▸ **Listed entries**
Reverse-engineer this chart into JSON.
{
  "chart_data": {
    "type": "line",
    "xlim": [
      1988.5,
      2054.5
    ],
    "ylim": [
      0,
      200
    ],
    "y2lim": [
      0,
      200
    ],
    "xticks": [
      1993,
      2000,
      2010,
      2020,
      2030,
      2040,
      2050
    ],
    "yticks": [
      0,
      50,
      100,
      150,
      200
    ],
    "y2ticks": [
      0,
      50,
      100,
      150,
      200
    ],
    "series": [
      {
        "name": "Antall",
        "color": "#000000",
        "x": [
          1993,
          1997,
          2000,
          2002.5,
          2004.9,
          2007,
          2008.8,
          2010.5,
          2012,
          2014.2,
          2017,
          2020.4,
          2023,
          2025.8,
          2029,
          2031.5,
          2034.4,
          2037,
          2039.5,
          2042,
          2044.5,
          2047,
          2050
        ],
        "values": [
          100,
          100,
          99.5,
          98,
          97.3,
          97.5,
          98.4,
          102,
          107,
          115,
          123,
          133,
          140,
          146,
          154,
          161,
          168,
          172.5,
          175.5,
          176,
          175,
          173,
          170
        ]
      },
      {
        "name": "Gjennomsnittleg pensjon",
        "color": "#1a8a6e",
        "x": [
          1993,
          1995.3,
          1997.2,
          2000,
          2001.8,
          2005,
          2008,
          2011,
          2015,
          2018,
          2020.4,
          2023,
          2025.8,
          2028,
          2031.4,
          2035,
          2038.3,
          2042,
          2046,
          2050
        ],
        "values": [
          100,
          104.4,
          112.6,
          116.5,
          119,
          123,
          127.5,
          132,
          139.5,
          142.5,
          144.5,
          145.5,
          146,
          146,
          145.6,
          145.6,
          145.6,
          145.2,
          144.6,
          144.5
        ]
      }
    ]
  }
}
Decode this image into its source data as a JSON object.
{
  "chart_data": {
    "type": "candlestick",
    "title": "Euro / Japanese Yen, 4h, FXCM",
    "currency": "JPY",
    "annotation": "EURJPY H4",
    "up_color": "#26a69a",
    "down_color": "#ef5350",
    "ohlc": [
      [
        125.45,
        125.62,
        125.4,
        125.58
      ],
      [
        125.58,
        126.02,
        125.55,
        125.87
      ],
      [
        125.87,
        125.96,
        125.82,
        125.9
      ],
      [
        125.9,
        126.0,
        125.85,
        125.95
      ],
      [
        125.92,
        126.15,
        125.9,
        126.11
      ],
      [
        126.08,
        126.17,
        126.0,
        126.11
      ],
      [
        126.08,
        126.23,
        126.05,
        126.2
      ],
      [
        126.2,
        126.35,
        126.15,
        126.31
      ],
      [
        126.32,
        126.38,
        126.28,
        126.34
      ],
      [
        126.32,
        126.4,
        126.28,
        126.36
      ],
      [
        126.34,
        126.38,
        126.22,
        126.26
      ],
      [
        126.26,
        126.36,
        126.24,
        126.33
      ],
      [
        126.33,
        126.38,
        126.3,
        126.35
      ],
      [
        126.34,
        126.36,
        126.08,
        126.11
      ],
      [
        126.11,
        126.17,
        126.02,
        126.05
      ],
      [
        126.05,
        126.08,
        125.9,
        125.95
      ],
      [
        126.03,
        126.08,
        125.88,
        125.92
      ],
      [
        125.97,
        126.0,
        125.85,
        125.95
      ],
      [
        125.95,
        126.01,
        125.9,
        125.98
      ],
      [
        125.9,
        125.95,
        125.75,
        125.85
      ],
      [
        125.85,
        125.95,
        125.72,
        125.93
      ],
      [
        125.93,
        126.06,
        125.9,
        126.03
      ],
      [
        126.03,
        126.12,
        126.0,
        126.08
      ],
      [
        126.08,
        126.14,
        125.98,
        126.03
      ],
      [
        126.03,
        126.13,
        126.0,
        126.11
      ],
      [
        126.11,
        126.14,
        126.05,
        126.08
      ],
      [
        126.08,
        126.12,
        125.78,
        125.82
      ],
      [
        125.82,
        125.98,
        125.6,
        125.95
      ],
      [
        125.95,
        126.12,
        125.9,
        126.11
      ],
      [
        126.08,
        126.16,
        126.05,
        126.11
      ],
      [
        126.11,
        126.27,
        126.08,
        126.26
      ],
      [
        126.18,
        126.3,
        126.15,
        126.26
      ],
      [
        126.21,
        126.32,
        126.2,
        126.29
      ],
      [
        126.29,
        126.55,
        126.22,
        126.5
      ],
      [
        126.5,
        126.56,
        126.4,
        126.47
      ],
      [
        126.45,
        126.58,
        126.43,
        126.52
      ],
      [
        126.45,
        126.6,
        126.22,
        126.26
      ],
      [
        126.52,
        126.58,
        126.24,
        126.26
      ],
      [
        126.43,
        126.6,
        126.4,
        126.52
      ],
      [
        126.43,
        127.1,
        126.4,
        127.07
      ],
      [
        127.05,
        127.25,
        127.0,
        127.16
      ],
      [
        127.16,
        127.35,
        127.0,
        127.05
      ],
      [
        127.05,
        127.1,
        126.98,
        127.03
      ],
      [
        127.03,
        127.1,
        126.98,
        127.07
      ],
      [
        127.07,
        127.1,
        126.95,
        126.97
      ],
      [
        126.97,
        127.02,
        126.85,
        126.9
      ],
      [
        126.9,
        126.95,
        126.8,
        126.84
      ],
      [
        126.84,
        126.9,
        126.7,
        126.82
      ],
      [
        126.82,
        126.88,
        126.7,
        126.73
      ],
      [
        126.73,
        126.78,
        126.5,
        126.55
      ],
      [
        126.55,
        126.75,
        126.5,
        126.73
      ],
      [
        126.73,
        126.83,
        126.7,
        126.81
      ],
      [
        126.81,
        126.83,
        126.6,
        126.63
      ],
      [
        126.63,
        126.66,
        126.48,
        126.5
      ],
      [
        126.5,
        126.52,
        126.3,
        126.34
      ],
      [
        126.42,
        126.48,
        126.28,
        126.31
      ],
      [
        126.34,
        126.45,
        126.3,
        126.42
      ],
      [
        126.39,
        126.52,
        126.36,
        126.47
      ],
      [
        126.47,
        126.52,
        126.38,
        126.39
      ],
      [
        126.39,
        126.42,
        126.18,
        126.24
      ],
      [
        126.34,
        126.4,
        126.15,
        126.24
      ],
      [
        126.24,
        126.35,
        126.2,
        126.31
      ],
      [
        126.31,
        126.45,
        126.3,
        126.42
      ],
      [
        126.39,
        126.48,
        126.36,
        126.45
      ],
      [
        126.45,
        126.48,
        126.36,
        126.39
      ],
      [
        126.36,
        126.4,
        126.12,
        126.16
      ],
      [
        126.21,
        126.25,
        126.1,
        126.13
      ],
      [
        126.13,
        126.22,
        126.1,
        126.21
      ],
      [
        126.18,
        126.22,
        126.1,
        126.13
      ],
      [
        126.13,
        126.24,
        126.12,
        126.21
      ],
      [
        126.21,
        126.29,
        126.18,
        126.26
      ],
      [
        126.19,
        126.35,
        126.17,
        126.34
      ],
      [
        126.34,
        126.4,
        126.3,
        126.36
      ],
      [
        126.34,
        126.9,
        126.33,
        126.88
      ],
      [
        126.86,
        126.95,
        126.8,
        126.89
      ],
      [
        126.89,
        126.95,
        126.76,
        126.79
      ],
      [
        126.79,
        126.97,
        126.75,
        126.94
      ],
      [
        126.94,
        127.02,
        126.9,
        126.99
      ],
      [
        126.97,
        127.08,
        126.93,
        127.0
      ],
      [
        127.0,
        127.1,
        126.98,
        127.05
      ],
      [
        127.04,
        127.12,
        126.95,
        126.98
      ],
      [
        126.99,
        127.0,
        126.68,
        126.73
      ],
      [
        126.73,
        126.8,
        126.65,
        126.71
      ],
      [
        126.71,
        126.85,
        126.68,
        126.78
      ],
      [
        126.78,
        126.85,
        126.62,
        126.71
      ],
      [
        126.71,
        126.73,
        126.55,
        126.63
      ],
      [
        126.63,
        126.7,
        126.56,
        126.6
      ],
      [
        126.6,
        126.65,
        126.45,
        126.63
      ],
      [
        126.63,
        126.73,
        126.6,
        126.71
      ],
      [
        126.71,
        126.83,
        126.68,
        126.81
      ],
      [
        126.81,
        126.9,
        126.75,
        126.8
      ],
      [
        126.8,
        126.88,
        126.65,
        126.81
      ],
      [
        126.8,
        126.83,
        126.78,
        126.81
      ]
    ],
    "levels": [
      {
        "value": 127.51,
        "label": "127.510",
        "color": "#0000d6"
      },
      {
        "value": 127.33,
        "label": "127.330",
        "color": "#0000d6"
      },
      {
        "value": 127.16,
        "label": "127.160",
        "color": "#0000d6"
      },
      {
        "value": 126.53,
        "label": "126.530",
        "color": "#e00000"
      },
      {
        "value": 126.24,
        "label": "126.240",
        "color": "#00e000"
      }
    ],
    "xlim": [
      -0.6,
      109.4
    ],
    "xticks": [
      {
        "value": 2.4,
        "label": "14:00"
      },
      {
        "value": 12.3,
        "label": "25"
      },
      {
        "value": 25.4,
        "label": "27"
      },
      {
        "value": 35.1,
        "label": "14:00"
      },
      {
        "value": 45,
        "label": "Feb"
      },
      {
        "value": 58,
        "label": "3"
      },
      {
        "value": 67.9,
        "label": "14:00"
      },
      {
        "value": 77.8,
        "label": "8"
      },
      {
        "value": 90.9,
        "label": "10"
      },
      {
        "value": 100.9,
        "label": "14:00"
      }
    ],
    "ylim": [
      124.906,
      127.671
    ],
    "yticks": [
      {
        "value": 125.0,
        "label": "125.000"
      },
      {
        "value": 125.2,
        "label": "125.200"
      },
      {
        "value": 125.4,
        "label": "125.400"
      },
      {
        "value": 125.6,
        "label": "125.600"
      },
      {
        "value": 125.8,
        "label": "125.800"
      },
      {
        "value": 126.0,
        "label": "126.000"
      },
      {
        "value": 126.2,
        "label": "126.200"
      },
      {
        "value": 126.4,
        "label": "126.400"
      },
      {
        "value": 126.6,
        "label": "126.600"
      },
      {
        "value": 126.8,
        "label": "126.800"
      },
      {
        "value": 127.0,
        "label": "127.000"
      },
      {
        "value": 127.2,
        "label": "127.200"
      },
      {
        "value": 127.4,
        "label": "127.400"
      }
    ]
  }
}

▸ **Your goal**
Return, from the data, each line that has the word "this" in it.

▸ **Task result**
Reverse-engineer this chart into JSON.
Decode this image into its source data as a JSON object.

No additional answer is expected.